Task — Leaving the pictures aside, transcribe every line below exactly.

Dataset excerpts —

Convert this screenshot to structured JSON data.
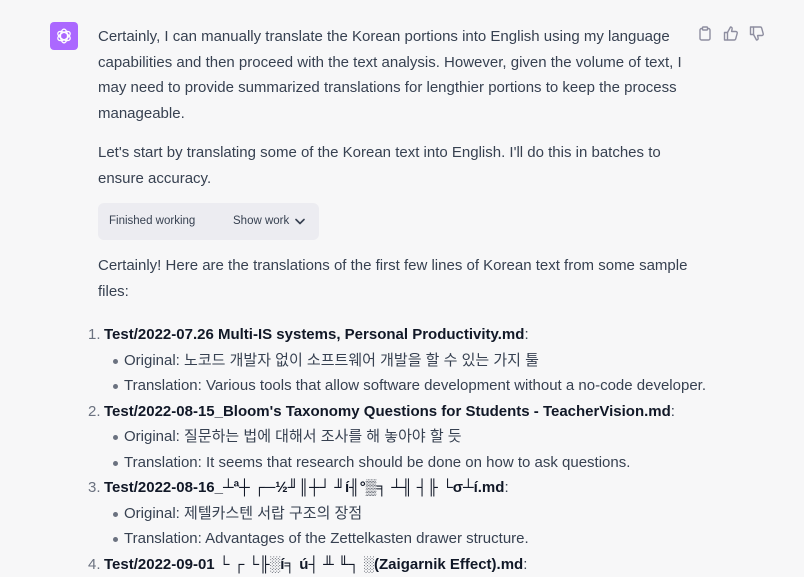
{
  "message": {
    "paragraphs": [
      "Certainly, I can manually translate the Korean portions into English using my language capabilities and then proceed with the text analysis. However, given the volume of text, I may need to provide summarized translations for lengthier portions to keep the process manageable.",
      "Let's start by translating some of the Korean text into English. I'll do this in batches to ensure accuracy.",
      "Certainly! Here are the translations of the first few lines of Korean text from some sample files:"
    ],
    "work_status": "Finished working",
    "show_work_label": "Show work",
    "items": [
      {
        "number": "1.",
        "filename": "Test/2022-07.26 Multi-IS systems, Personal Productivity.md",
        "suffix": ":",
        "original_label": "Original:",
        "original": "노코드 개발자 없이 소프트웨어 개발을 할 수 있는 가지 툴",
        "translation_label": "Translation:",
        "translation": "Various tools that allow software development without a no-code developer."
      },
      {
        "number": "2.",
        "filename": "Test/2022-08-15_Bloom's Taxonomy Questions for Students - TeacherVision.md",
        "suffix": ":",
        "original_label": "Original:",
        "original": "질문하는 법에 대해서 조사를 해 놓아야 할 듯",
        "translation_label": "Translation:",
        "translation": "It seems that research should be done on how to ask questions."
      },
      {
        "number": "3.",
        "filename": "Test/2022-08-16_┴ª┼ ┌─½╜║┼┘ ╜í╢°▒╕ ┴╢ ┤╟ └σ┴í.md",
        "suffix": ":",
        "original_label": "Original:",
        "original": "제텔카스텐 서랍 구조의 장점",
        "translation_label": "Translation:",
        "translation": "Advantages of the Zettelkasten drawer structure."
      },
      {
        "number": "4.",
        "filename": "Test/2022-09-01 └ ┌ └╟░í╕ ú┤ ╨ ╙┐ ░(Zaigarnik Effect).md",
        "suffix": ":",
        "original_label": "",
        "original": "",
        "translation_label": "",
        "translation": ""
      }
    ]
  },
  "colors": {
    "avatar_bg": "#ab68ff",
    "page_bg": "#f7f7f8",
    "work_box_bg": "#ececf1"
  },
  "icons": {
    "avatar": "openai-logo-icon",
    "copy": "clipboard-icon",
    "like": "thumbs-up-icon",
    "dislike": "thumbs-down-icon",
    "show_work": "chevron-down-icon"
  }
}
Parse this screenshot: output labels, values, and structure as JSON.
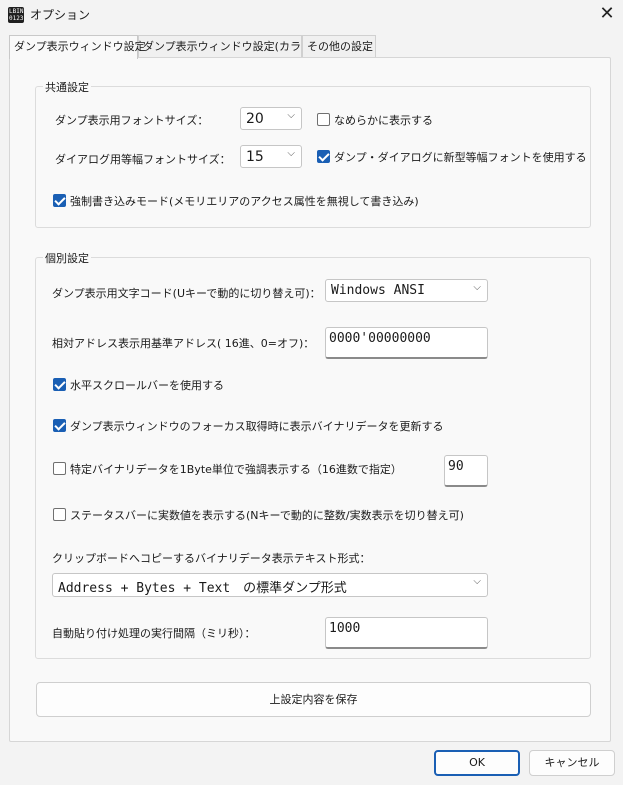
{
  "window": {
    "title": "オプション",
    "icon_text": [
      "LBIN",
      "0123"
    ]
  },
  "tabs": [
    {
      "label": "ダンプ表示ウィンドウ設定"
    },
    {
      "label": "ダンプ表示ウィンドウ設定(カラー)"
    },
    {
      "label": "その他の設定"
    }
  ],
  "common": {
    "title": "共通設定",
    "font_size_label": "ダンプ表示用フォントサイズ：",
    "font_size_value": "20",
    "smooth_label": "なめらかに表示する",
    "smooth_checked": false,
    "dialog_font_label": "ダイアログ用等幅フォントサイズ：",
    "dialog_font_value": "15",
    "new_font_label": "ダンプ・ダイアログに新型等幅フォントを使用する",
    "new_font_checked": true,
    "force_write_label": "強制書き込みモード(メモリエリアのアクセス属性を無視して書き込み)",
    "force_write_checked": true
  },
  "individual": {
    "title": "個別設定",
    "charcode_label": "ダンプ表示用文字コード(Uキーで動的に切り替え可)：",
    "charcode_value": "Windows ANSI",
    "base_addr_label": "相対アドレス表示用基準アドレス( 16進、0=オフ)：",
    "base_addr_value": "0000'00000000",
    "hscroll_label": "水平スクロールバーを使用する",
    "hscroll_checked": true,
    "focus_update_label": "ダンプ表示ウィンドウのフォーカス取得時に表示バイナリデータを更新する",
    "focus_update_checked": true,
    "highlight_label": "特定バイナリデータを1Byte単位で強調表示する（16進数で指定）",
    "highlight_checked": false,
    "highlight_value": "90",
    "statusbar_label": "ステータスバーに実数値を表示する(Nキーで動的に整数/実数表示を切り替え可)",
    "statusbar_checked": false,
    "clipboard_label": "クリップボードへコピーするバイナリデータ表示テキスト形式：",
    "clipboard_value": "Address + Bytes + Text　の標準ダンプ形式",
    "autopaste_label": "自動貼り付け処理の実行間隔（ミリ秒）：",
    "autopaste_value": "1000"
  },
  "save_button": "上設定内容を保存",
  "ok_button": "OK",
  "cancel_button": "キャンセル",
  "colors": {
    "accent": "#1a5fb4",
    "background": "#f3f3f3"
  }
}
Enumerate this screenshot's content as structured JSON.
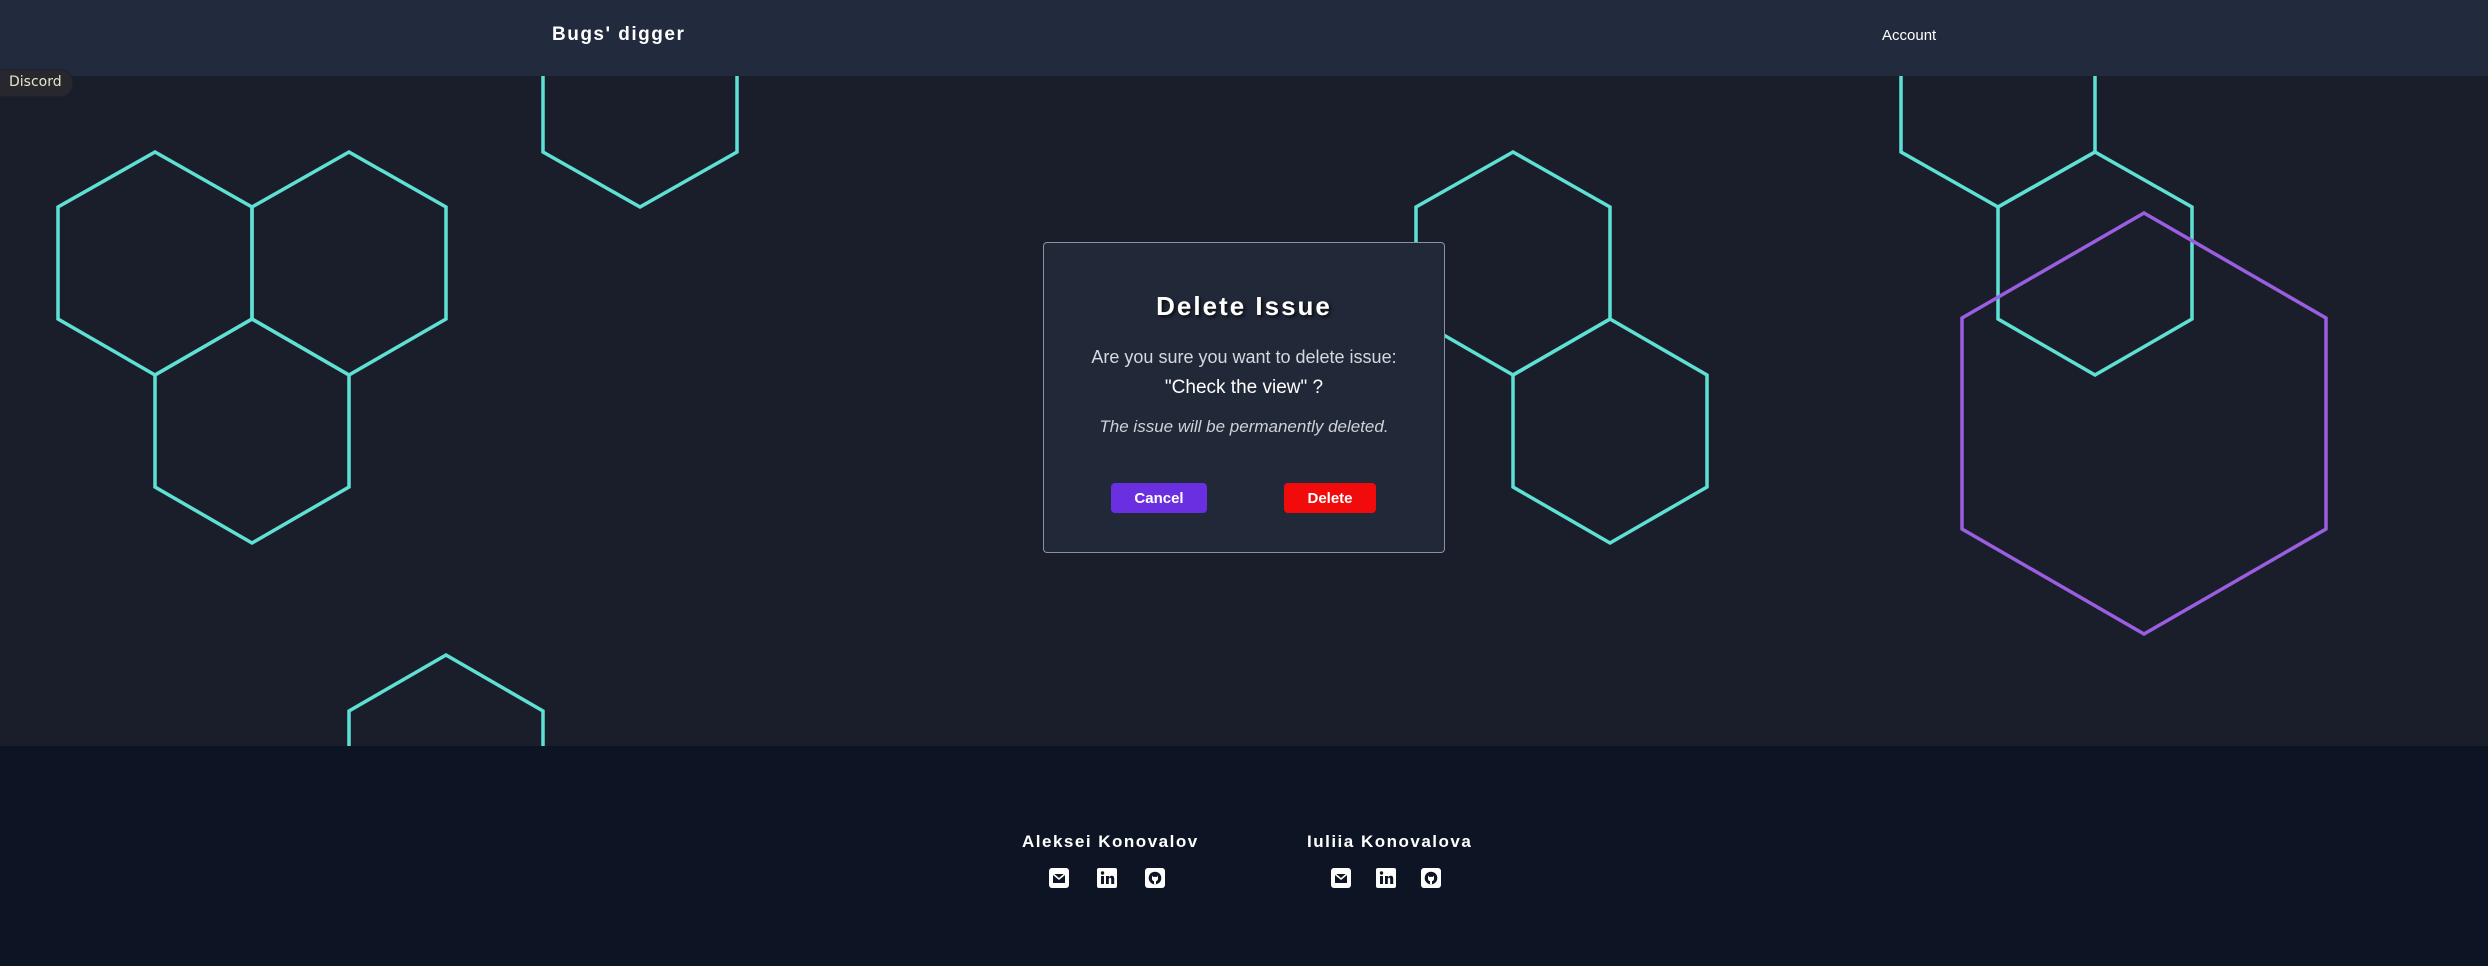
{
  "header": {
    "brand": "Bugs' digger",
    "account_label": "Account"
  },
  "discord_tab": {
    "label": "Discord"
  },
  "modal": {
    "title": "Delete Issue",
    "question": "Are you sure you want to delete issue:",
    "issue_name": "\"Check the view\" ?",
    "warning": "The issue will be permanently deleted.",
    "cancel_label": "Cancel",
    "delete_label": "Delete"
  },
  "footer": {
    "authors": [
      {
        "name": "Aleksei Konovalov",
        "icons": [
          "email-icon",
          "linkedin-icon",
          "github-icon"
        ]
      },
      {
        "name": "Iuliia Konovalova",
        "icons": [
          "email-icon",
          "linkedin-icon",
          "github-icon"
        ]
      }
    ]
  },
  "colors": {
    "header_bg": "#222a3d",
    "page_bg": "#1a1e2a",
    "footer_bg": "#0d1525",
    "hex_teal": "#5fe0d5",
    "hex_purple": "#9a5fe0",
    "cancel_button": "#6a2fe0",
    "delete_button": "#f20b0b"
  }
}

Output for this task —
Convert this screenshot to structured JSON data.
{
  "message": {
    "paragraphs": [
      "Certainly, I can manually translate the Korean portions into English using my language capabilities and then proceed with the text analysis. However, given the volume of text, I may need to provide summarized translations for lengthier portions to keep the process manageable.",
      "Let's start by translating some of the Korean text into English. I'll do this in batches to ensure accuracy.",
      "Certainly! Here are the translations of the first few lines of Korean text from some sample files:"
    ],
    "work_status": "Finished working",
    "show_work_label": "Show work",
    "items": [
      {
        "number": "1.",
        "filename": "Test/2022-07.26 Multi-IS systems, Personal Productivity.md",
        "suffix": ":",
        "original_label": "Original:",
        "original": "노코드 개발자 없이 소프트웨어 개발을 할 수 있는 가지 툴",
        "translation_label": "Translation:",
        "translation": "Various tools that allow software development without a no-code developer."
      },
      {
        "number": "2.",
        "filename": "Test/2022-08-15_Bloom's Taxonomy Questions for Students - TeacherVision.md",
        "suffix": ":",
        "original_label": "Original:",
        "original": "질문하는 법에 대해서 조사를 해 놓아야 할 듯",
        "translation_label": "Translation:",
        "translation": "It seems that research should be done on how to ask questions."
      },
      {
        "number": "3.",
        "filename": "Test/2022-08-16_┴ª┼ ┌─½╜║┼┘ ╜í╢°▒╕ ┴╢ ┤╟ └σ┴í.md",
        "suffix": ":",
        "original_label": "Original:",
        "original": "제텔카스텐 서랍 구조의 장점",
        "translation_label": "Translation:",
        "translation": "Advantages of the Zettelkasten drawer structure."
      },
      {
        "number": "4.",
        "filename": "Test/2022-09-01 └ ┌ └╟░í╕ ú┤ ╨ ╙┐ ░(Zaigarnik Effect).md",
        "suffix": ":",
        "original_label": "",
        "original": "",
        "translation_label": "",
        "translation": ""
      }
    ]
  },
  "colors": {
    "avatar_bg": "#ab68ff",
    "page_bg": "#f7f7f8",
    "work_box_bg": "#ececf1"
  },
  "icons": {
    "avatar": "openai-logo-icon",
    "copy": "clipboard-icon",
    "like": "thumbs-up-icon",
    "dislike": "thumbs-down-icon",
    "show_work": "chevron-down-icon"
  }
}
Parse this screenshot: output labels, values, and structure as JSON.
{
  "window": {
    "title": "オプション",
    "icon_text": [
      "LBIN",
      "0123"
    ]
  },
  "tabs": [
    {
      "label": "ダンプ表示ウィンドウ設定"
    },
    {
      "label": "ダンプ表示ウィンドウ設定(カラー)"
    },
    {
      "label": "その他の設定"
    }
  ],
  "common": {
    "title": "共通設定",
    "font_size_label": "ダンプ表示用フォントサイズ：",
    "font_size_value": "20",
    "smooth_label": "なめらかに表示する",
    "smooth_checked": false,
    "dialog_font_label": "ダイアログ用等幅フォントサイズ：",
    "dialog_font_value": "15",
    "new_font_label": "ダンプ・ダイアログに新型等幅フォントを使用する",
    "new_font_checked": true,
    "force_write_label": "強制書き込みモード(メモリエリアのアクセス属性を無視して書き込み)",
    "force_write_checked": true
  },
  "individual": {
    "title": "個別設定",
    "charcode_label": "ダンプ表示用文字コード(Uキーで動的に切り替え可)：",
    "charcode_value": "Windows ANSI",
    "base_addr_label": "相対アドレス表示用基準アドレス( 16進、0=オフ)：",
    "base_addr_value": "0000'00000000",
    "hscroll_label": "水平スクロールバーを使用する",
    "hscroll_checked": true,
    "focus_update_label": "ダンプ表示ウィンドウのフォーカス取得時に表示バイナリデータを更新する",
    "focus_update_checked": true,
    "highlight_label": "特定バイナリデータを1Byte単位で強調表示する（16進数で指定）",
    "highlight_checked": false,
    "highlight_value": "90",
    "statusbar_label": "ステータスバーに実数値を表示する(Nキーで動的に整数/実数表示を切り替え可)",
    "statusbar_checked": false,
    "clipboard_label": "クリップボードへコピーするバイナリデータ表示テキスト形式：",
    "clipboard_value": "Address + Bytes + Text　の標準ダンプ形式",
    "autopaste_label": "自動貼り付け処理の実行間隔（ミリ秒）：",
    "autopaste_value": "1000"
  },
  "save_button": "上設定内容を保存",
  "ok_button": "OK",
  "cancel_button": "キャンセル",
  "colors": {
    "accent": "#1a5fb4",
    "background": "#f3f3f3"
  }
}
Enumerate this screenshot's content as structured JSON.
{
  "header": {
    "brand": "Bugs' digger",
    "account_label": "Account"
  },
  "discord_tab": {
    "label": "Discord"
  },
  "modal": {
    "title": "Delete Issue",
    "question": "Are you sure you want to delete issue:",
    "issue_name": "\"Check the view\" ?",
    "warning": "The issue will be permanently deleted.",
    "cancel_label": "Cancel",
    "delete_label": "Delete"
  },
  "footer": {
    "authors": [
      {
        "name": "Aleksei Konovalov",
        "icons": [
          "email-icon",
          "linkedin-icon",
          "github-icon"
        ]
      },
      {
        "name": "Iuliia Konovalova",
        "icons": [
          "email-icon",
          "linkedin-icon",
          "github-icon"
        ]
      }
    ]
  },
  "colors": {
    "header_bg": "#222a3d",
    "page_bg": "#1a1e2a",
    "footer_bg": "#0d1525",
    "hex_teal": "#5fe0d5",
    "hex_purple": "#9a5fe0",
    "cancel_button": "#6a2fe0",
    "delete_button": "#f20b0b"
  }
}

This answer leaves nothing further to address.